Dataset excerpts
• • • • • • •

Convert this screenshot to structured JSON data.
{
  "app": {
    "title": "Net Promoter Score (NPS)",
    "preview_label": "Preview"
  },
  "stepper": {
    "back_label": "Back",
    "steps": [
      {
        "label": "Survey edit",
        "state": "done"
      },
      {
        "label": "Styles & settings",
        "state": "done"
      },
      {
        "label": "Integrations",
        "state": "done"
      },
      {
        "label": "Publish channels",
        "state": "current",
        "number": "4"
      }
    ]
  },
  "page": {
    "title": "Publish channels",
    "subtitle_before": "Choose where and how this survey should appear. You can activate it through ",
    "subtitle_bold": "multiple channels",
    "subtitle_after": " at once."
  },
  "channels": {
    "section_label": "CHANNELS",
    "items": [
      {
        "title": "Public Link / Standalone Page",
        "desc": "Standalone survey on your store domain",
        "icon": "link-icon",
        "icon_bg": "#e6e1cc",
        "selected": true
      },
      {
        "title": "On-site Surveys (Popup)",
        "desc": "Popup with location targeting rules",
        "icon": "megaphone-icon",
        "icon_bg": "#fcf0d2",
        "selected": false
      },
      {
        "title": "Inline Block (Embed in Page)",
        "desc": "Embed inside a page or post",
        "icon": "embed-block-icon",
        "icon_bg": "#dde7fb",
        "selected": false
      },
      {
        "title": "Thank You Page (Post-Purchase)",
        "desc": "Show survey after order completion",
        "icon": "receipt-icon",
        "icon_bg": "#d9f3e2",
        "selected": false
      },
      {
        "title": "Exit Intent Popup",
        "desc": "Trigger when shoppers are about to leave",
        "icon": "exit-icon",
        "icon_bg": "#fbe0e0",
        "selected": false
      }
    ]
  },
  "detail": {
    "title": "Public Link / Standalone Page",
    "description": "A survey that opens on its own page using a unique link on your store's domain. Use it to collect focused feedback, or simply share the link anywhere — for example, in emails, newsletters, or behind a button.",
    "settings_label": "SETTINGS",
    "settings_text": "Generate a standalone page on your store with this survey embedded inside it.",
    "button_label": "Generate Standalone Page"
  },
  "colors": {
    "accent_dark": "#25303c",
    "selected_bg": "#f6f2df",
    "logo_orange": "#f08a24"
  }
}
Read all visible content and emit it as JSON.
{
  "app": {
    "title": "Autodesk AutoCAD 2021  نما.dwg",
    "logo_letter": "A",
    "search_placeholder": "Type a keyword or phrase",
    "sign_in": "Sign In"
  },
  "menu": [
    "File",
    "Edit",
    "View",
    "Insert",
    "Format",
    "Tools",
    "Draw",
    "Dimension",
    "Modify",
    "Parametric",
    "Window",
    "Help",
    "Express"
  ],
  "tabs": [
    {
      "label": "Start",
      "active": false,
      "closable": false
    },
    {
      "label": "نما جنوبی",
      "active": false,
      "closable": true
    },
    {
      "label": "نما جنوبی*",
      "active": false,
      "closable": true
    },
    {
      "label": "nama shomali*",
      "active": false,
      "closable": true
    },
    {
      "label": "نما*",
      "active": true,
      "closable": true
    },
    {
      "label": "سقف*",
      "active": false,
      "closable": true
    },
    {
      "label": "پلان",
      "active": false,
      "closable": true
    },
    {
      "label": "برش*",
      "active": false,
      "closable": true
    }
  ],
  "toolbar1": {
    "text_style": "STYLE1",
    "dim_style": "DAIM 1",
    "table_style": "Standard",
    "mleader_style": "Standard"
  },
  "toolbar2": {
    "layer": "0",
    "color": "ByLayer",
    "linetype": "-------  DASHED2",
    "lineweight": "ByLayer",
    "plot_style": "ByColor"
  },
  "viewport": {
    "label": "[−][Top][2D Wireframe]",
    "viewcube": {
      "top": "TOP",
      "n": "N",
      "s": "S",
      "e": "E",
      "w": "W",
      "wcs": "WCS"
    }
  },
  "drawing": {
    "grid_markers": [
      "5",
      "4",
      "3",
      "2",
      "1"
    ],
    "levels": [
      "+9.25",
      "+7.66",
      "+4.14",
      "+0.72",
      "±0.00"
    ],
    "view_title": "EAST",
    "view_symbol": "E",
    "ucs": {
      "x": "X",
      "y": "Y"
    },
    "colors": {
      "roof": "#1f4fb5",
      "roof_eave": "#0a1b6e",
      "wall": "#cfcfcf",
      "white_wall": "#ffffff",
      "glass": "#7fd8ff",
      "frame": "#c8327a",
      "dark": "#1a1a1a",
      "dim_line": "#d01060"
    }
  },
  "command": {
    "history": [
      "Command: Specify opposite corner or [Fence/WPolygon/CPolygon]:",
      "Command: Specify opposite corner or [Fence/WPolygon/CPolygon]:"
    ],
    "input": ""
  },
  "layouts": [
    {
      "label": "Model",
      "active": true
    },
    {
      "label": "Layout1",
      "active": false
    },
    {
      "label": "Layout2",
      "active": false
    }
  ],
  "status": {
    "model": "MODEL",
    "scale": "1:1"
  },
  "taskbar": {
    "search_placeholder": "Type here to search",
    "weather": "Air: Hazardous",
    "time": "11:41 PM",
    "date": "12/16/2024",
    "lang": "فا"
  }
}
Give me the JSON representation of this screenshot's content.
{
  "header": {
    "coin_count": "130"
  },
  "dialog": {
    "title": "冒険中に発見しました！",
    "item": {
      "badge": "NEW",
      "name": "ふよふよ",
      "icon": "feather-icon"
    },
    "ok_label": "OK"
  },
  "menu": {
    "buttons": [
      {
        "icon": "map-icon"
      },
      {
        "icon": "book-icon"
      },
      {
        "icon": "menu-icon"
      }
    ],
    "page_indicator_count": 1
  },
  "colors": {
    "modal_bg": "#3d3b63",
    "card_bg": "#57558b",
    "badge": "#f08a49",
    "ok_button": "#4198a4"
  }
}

• • • • • • •

■ What the task asks ■
Repeat the listing in full, keeping every line exactly as it is.

■ Result for this exercise ■
Convert this screenshot to structured JSON data.
{
  "app": {
    "title": "Net Promoter Score (NPS)",
    "preview_label": "Preview"
  },
  "stepper": {
    "back_label": "Back",
    "steps": [
      {
        "label": "Survey edit",
        "state": "done"
      },
      {
        "label": "Styles & settings",
        "state": "done"
      },
      {
        "label": "Integrations",
        "state": "done"
      },
      {
        "label": "Publish channels",
        "state": "current",
        "number": "4"
      }
    ]
  },
  "page": {
    "title": "Publish channels",
    "subtitle_before": "Choose where and how this survey should appear. You can activate it through ",
    "subtitle_bold": "multiple channels",
    "subtitle_after": " at once."
  },
  "channels": {
    "section_label": "CHANNELS",
    "items": [
      {
        "title": "Public Link / Standalone Page",
        "desc": "Standalone survey on your store domain",
        "icon": "link-icon",
        "icon_bg": "#e6e1cc",
        "selected": true
      },
      {
        "title": "On-site Surveys (Popup)",
        "desc": "Popup with location targeting rules",
        "icon": "megaphone-icon",
        "icon_bg": "#fcf0d2",
        "selected": false
      },
      {
        "title": "Inline Block (Embed in Page)",
        "desc": "Embed inside a page or post",
        "icon": "embed-block-icon",
        "icon_bg": "#dde7fb",
        "selected": false
      },
      {
        "title": "Thank You Page (Post-Purchase)",
        "desc": "Show survey after order completion",
        "icon": "receipt-icon",
        "icon_bg": "#d9f3e2",
        "selected": false
      },
      {
        "title": "Exit Intent Popup",
        "desc": "Trigger when shoppers are about to leave",
        "icon": "exit-icon",
        "icon_bg": "#fbe0e0",
        "selected": false
      }
    ]
  },
  "detail": {
    "title": "Public Link / Standalone Page",
    "description": "A survey that opens on its own page using a unique link on your store's domain. Use it to collect focused feedback, or simply share the link anywhere — for example, in emails, newsletters, or behind a button.",
    "settings_label": "SETTINGS",
    "settings_text": "Generate a standalone page on your store with this survey embedded inside it.",
    "button_label": "Generate Standalone Page"
  },
  "colors": {
    "accent_dark": "#25303c",
    "selected_bg": "#f6f2df",
    "logo_orange": "#f08a24"
  }
}
Read all visible content and emit it as JSON.
{
  "app": {
    "title": "Autodesk AutoCAD 2021  نما.dwg",
    "logo_letter": "A",
    "search_placeholder": "Type a keyword or phrase",
    "sign_in": "Sign In"
  },
  "menu": [
    "File",
    "Edit",
    "View",
    "Insert",
    "Format",
    "Tools",
    "Draw",
    "Dimension",
    "Modify",
    "Parametric",
    "Window",
    "Help",
    "Express"
  ],
  "tabs": [
    {
      "label": "Start",
      "active": false,
      "closable": false
    },
    {
      "label": "نما جنوبی",
      "active": false,
      "closable": true
    },
    {
      "label": "نما جنوبی*",
      "active": false,
      "closable": true
    },
    {
      "label": "nama shomali*",
      "active": false,
      "closable": true
    },
    {
      "label": "نما*",
      "active": true,
      "closable": true
    },
    {
      "label": "سقف*",
      "active": false,
      "closable": true
    },
    {
      "label": "پلان",
      "active": false,
      "closable": true
    },
    {
      "label": "برش*",
      "active": false,
      "closable": true
    }
  ],
  "toolbar1": {
    "text_style": "STYLE1",
    "dim_style": "DAIM 1",
    "table_style": "Standard",
    "mleader_style": "Standard"
  },
  "toolbar2": {
    "layer": "0",
    "color": "ByLayer",
    "linetype": "-------  DASHED2",
    "lineweight": "ByLayer",
    "plot_style": "ByColor"
  },
  "viewport": {
    "label": "[−][Top][2D Wireframe]",
    "viewcube": {
      "top": "TOP",
      "n": "N",
      "s": "S",
      "e": "E",
      "w": "W",
      "wcs": "WCS"
    }
  },
  "drawing": {
    "grid_markers": [
      "5",
      "4",
      "3",
      "2",
      "1"
    ],
    "levels": [
      "+9.25",
      "+7.66",
      "+4.14",
      "+0.72",
      "±0.00"
    ],
    "view_title": "EAST",
    "view_symbol": "E",
    "ucs": {
      "x": "X",
      "y": "Y"
    },
    "colors": {
      "roof": "#1f4fb5",
      "roof_eave": "#0a1b6e",
      "wall": "#cfcfcf",
      "white_wall": "#ffffff",
      "glass": "#7fd8ff",
      "frame": "#c8327a",
      "dark": "#1a1a1a",
      "dim_line": "#d01060"
    }
  },
  "command": {
    "history": [
      "Command: Specify opposite corner or [Fence/WPolygon/CPolygon]:",
      "Command: Specify opposite corner or [Fence/WPolygon/CPolygon]:"
    ],
    "input": ""
  },
  "layouts": [
    {
      "label": "Model",
      "active": true
    },
    {
      "label": "Layout1",
      "active": false
    },
    {
      "label": "Layout2",
      "active": false
    }
  ],
  "status": {
    "model": "MODEL",
    "scale": "1:1"
  },
  "taskbar": {
    "search_placeholder": "Type here to search",
    "weather": "Air: Hazardous",
    "time": "11:41 PM",
    "date": "12/16/2024",
    "lang": "فا"
  }
}
Give me the JSON representation of this screenshot's content.
{
  "header": {
    "coin_count": "130"
  },
  "dialog": {
    "title": "冒険中に発見しました！",
    "item": {
      "badge": "NEW",
      "name": "ふよふよ",
      "icon": "feather-icon"
    },
    "ok_label": "OK"
  },
  "menu": {
    "buttons": [
      {
        "icon": "map-icon"
      },
      {
        "icon": "book-icon"
      },
      {
        "icon": "menu-icon"
      }
    ],
    "page_indicator_count": 1
  },
  "colors": {
    "modal_bg": "#3d3b63",
    "card_bg": "#57558b",
    "badge": "#f08a49",
    "ok_button": "#4198a4"
  }
}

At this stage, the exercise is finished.